# TEXT
** Begin **
As described in the trends notebook John has supplied an entirely new set of data for the US, but some of the NFC codes have changed. I have therefore updated the codes in our database to reflect these changes. The latest station codes for the 95 "core" US sites are given in

.\ICP_Waters\Call_For_data_2018\usa_trends_and_core_sites.xlsx

Note that John's most recent dataset does not include any data for 4 of the "core" stations:

US82, US94, US125 and X15:1C1-106

because these are no longer active.

I have deleted all the old data associated with the US sites, except for the 4 stations listed above. The code below reads John's new files and creates an Excel worksheet in the same format as the ICPW template, which can then be added back to the database.



In [6]:

    
# Get list of US "core" stations
stn_xlsx = r'../../../Call_For_data_2018/usa_trends_and_core_sites.xlsx'
stn_df = pd.read_excel(stn_xlsx, sheet_name='Stations')
us_cds = list(stn_df['nfc_code'].unique())

# Exclude inactive stations ['US82', 'US94', 'US125', 'X15:1C1-106']
inactive = ['ME-9998E', '1C1-092', '1C1-096', '1C1-106E']
us_cds = [i for i in us_cds if i not in inactive]
len(us_cds) # Should be 91









    Out[6]:





91



In [7]:

    
# Read stream data
riv_xl_path = r'../../../Call_for_Data_2018/replies/usa/Stoddard LTM streams_2018.xls'
riv_df = pd.read_excel(riv_xl_path, sheet_name='LTM stream data 1979-2016')
** End **
# DATA EXCERPT
** Begin **
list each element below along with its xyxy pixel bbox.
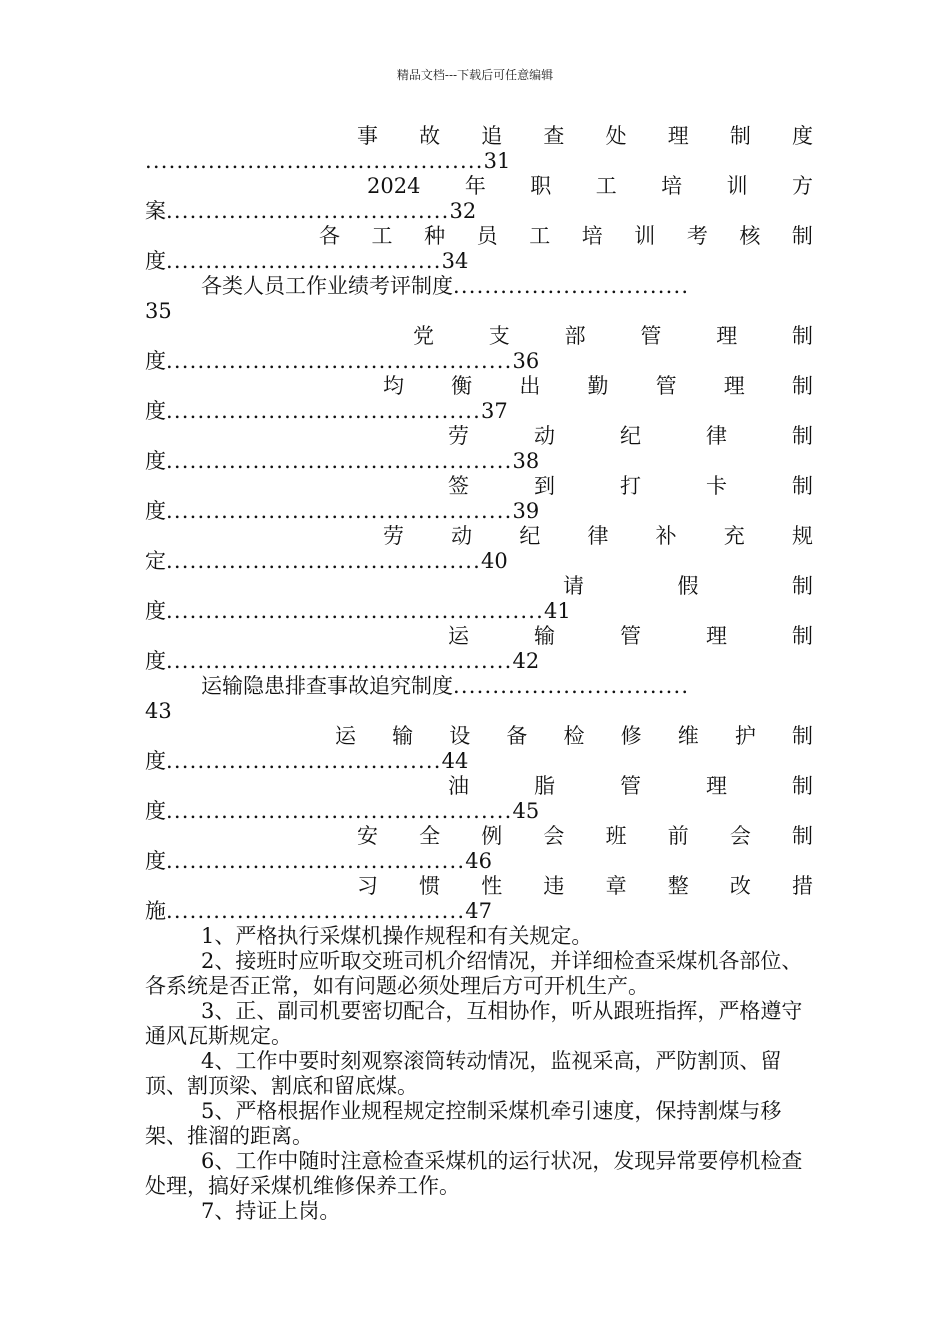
** End **
# CHALLENGES
a) Translate this sentence from the US station text into Spanish: "I have therefore updated the codes in our database to reflect these changes."
b) According to the US station text, why does John's most recent dataset contain no data for four of the "core" stations?

# COMPLETE ANSWERS
a) Por lo tanto, he actualizado los códigos de nuestra base de datos para reflejar estos cambios.

b) Those four stations are no longer active.